Rémy Challe : "La clarification réglementaire est indispensable à un climat de confiance"

Guillaume Mollaret Publié le
Rémy Challe : "La clarification réglementaire est indispensable à un climat de confiance"
Rémi Challe a été nommé directeur général d'EdTech France le 14 novembre 2018. // ©  Guillaume Mollaret
Au salon Educatec Educatice, l’association des entreprises du secteur a présenté, un an après sa création, une feuille de route en cinq points pour améliorer la visibilité de la filière. Elle les présentera prochainement au ministère de l’Enseignement supérieur et de la Recherche. Rencontre avec Rémy Challe, le directeur d’EdTech France.

Parmi vos cinq propositions, laquelle vous semble la plus urgente ?

Ces cinq propositions naissent d’un constat que j’ai dressé très rapidement : je ne suis en poste que depuis une semaine. J’ai découvert un univers bouillonnant, avec une profusion d’acteurs et de solutions innovantes, qui a toutefois beaucoup d’obstacles à surmonter. Il y a notamment une méconnaissance de l’offre EdTech.

Le mot lui-même est relativement méconnu, y compris par des acteurs de l’enseignement supérieur. Nous devons clarifier l’offre pour que chacun puisse mesurer la réalité de ce secteur en France. Si l’offre n’est pas claire, cela complique l’acte d’achat.

À l’inverse, les entreprises connaissent-elles bien le tissu de l’enseignement supérieur et ses process d’acquisition pour s’adresser aux bonnes personnes ?

Il y a, vous avez raison, une vraie difficulté à identifier les acheteurs potentiels. En fonction des territoires, des niveaux d’enseignement ou du type d’établissement, les pratiques sont différentes.

Cela pose par ailleurs la question de la rupture d’égalité de l’usager du service public de l’éducation. Sur certains territoires, des solutions innovantes à forte valeur ajoutée seront adoptées alors que, sur d’autres, par méconnaissance ou par crainte, ces solutions ne seront pas choisies.

Dans les grandes écoles, les solutions EdTech n’ont pas encore pénétré le cœur de la pédagogie.

_DONNÉES EXTRAITES:_
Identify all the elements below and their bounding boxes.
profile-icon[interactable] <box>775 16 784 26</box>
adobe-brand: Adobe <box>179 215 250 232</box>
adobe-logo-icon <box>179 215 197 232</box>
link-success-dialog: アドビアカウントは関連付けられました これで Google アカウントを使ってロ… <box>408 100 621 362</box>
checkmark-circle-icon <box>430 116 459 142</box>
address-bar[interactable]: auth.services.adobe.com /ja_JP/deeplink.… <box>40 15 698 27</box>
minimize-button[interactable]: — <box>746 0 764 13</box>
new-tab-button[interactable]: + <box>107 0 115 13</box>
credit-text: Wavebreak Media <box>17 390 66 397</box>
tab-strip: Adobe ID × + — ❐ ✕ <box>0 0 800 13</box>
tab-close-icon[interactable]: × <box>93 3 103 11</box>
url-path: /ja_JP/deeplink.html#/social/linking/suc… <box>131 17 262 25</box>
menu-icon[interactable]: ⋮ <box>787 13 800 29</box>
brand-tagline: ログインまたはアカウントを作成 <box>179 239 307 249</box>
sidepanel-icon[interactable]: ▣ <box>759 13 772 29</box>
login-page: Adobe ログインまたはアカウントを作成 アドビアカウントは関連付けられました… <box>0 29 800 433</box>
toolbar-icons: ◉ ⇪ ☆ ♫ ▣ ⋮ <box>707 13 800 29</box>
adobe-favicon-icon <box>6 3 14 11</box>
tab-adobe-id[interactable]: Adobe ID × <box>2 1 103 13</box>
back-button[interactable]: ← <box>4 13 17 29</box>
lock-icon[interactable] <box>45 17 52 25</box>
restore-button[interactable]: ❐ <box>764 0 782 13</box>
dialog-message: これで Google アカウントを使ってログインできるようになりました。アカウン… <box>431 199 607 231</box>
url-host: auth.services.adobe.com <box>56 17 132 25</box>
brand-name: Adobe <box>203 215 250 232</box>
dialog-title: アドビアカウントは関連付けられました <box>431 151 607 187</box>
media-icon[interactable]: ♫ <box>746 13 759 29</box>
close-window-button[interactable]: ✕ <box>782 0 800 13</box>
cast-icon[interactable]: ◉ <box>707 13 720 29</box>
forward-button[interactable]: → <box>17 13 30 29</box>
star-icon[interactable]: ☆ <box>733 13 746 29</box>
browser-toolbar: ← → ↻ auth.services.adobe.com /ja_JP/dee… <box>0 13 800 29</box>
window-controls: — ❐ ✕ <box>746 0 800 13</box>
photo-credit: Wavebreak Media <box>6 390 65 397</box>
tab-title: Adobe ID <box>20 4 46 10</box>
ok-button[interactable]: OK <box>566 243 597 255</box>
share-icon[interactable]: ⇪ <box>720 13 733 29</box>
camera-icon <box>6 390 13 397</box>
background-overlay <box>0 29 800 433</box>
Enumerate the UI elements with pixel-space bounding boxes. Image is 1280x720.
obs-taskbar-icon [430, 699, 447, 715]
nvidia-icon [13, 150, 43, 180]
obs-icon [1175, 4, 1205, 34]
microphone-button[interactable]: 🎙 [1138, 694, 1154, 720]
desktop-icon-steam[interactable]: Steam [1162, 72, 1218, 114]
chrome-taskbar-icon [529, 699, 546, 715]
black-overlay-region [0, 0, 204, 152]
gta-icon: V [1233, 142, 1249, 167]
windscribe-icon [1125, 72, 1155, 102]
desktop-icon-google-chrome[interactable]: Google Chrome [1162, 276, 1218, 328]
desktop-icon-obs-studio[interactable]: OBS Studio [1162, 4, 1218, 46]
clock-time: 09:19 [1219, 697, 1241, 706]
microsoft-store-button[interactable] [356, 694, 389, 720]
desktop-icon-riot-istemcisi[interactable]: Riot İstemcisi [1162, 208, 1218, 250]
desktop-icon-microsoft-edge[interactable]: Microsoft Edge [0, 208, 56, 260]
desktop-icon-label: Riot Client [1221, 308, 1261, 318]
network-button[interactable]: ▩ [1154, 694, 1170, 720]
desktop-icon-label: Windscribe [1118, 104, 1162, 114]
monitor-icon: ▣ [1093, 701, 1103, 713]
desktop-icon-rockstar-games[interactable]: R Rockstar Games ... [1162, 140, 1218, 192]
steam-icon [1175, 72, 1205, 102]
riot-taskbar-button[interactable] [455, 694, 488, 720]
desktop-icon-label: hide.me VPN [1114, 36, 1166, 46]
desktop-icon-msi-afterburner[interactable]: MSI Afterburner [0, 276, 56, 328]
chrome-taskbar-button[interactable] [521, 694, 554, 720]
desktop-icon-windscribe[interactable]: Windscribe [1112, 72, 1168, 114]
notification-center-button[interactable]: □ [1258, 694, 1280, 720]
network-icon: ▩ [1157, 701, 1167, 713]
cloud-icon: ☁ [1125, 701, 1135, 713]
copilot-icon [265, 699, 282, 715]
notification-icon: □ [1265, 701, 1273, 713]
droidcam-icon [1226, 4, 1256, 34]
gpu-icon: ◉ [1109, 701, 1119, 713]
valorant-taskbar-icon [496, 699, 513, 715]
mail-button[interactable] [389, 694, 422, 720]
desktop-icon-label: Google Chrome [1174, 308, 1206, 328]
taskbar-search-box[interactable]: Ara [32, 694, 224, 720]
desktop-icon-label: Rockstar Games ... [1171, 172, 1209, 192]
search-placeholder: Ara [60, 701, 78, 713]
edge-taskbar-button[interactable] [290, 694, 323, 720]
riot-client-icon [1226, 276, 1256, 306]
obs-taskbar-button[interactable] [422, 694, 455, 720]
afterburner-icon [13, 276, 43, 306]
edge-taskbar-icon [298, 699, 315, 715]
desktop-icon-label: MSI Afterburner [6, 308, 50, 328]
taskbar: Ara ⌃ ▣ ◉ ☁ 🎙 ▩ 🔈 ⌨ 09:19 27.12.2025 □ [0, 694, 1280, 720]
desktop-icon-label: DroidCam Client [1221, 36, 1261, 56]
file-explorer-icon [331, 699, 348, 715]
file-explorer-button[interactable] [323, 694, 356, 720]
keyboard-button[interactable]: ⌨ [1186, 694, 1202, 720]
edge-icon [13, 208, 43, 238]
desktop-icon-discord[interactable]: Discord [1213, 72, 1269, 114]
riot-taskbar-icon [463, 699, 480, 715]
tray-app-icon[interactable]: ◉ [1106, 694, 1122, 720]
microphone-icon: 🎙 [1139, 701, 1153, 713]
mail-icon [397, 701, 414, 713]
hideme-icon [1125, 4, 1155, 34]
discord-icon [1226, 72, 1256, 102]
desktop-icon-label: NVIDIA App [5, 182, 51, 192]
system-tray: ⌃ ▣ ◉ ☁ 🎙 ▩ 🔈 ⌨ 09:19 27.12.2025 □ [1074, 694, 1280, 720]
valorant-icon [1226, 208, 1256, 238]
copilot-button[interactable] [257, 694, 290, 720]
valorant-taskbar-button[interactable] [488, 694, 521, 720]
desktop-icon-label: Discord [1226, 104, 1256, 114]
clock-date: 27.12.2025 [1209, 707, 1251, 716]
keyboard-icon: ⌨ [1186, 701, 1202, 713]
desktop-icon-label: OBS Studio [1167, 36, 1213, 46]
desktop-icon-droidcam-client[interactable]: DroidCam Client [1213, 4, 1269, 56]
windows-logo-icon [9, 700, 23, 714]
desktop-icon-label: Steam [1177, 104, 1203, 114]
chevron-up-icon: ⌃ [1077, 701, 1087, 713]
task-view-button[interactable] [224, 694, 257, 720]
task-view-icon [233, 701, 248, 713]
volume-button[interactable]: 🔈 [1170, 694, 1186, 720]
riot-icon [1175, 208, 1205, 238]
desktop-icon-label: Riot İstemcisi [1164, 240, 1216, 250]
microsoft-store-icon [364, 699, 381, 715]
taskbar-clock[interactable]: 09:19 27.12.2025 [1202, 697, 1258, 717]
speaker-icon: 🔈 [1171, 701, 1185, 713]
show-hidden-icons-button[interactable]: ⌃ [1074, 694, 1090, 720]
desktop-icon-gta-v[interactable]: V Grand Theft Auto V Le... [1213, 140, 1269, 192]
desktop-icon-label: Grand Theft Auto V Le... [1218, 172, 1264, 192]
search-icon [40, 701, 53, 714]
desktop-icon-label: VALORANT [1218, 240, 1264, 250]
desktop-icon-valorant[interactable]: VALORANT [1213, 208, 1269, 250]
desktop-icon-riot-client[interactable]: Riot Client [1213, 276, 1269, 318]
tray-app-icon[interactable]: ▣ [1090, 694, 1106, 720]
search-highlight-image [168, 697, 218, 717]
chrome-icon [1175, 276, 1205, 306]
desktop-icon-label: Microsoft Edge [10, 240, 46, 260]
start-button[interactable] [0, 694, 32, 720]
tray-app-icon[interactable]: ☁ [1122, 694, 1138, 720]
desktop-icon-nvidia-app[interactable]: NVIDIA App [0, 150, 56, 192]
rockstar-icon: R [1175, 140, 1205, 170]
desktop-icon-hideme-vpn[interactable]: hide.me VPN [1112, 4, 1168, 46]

_CONSIGNES:_
- a) D'après l'entretien sur la filière EdTech, depuis combien de temps le directeur d'EdTech France est-il en poste au moment où il répond ?
- b) Reprenez l'entretien sur la filière EdTech juste après sa dernière phrase.

_RÉPONSES PAR CONSIGNE:_
- a) Il n'est en poste que depuis une semaine.

- b)
C’est vrai pour l'enseignement primaire et le secondaire. Quid de l’enseignement supérieur ?

Je connais bien le secteur des grandes écoles de management [Rémy Challe a été directeur à l’Inseec], et elles sont souvent pionnières dans ce domaine. Le mot EdTech y a toutefois fait récemment son apparition, notamment grâce à EducPros, qui a été un des premiers médias à en parler.

Cependant, les grandes écoles n’ont pas encore fait leur mutation. Les solutions EdTech se résument souvent à du service à l’étudiant. Elles n’ont pas encore pénétré le cœur de la pédagogie. Or, l’enjeu, c'est bien la transmission des savoirs. C’est là que se trouve le territoire à conquérir.

Votre président, Benjamin Viaud, n’est pas tendre avec les normes actuelles. Partagez-vous son constat ?

L’idée d’un Code EdTech, même si le terme de code peut paraître un peu présomptueux, vient d’une nécessité de compiler a minima toutes les règles applicables car celles-ci sont souvent méconnues, y compris des acteurs institutionnels. Cette méconnaissance n’incite pas à la prise de risque. Elle peut par ailleurs orienter le choix vers les GAFAM, qui peuvent apparaître comme plus rassurants qu'une start-up qu'on ne connaît pas.

Mais cet a priori n'est jamais certain, et nous avons un savoir-faire à défendre. La clarification du cadre réglementaire est indispensable à la création d’un climat de confiance.


Les cinq propositions d’EdTech France
1. Clarifier l’offre des entreprises en enrichissant l’Observatoire des EdTech [dont EducPros est partenaire], en y ajoutant notamment les services proposés par les entreprises et des commentaires d’usagers.
2. Valoriser les usagers en créant un label EdTech.
3. Créer un Code EdTech recensant les réglementations.
4. Faciliter l’achat public par la création d’un "chèque EdTech", dont les enseignants auraient le libre usage.
5. Conquérir les marchés internationaux par la mise en place d’un réseau d’ambassadeurs EdTech.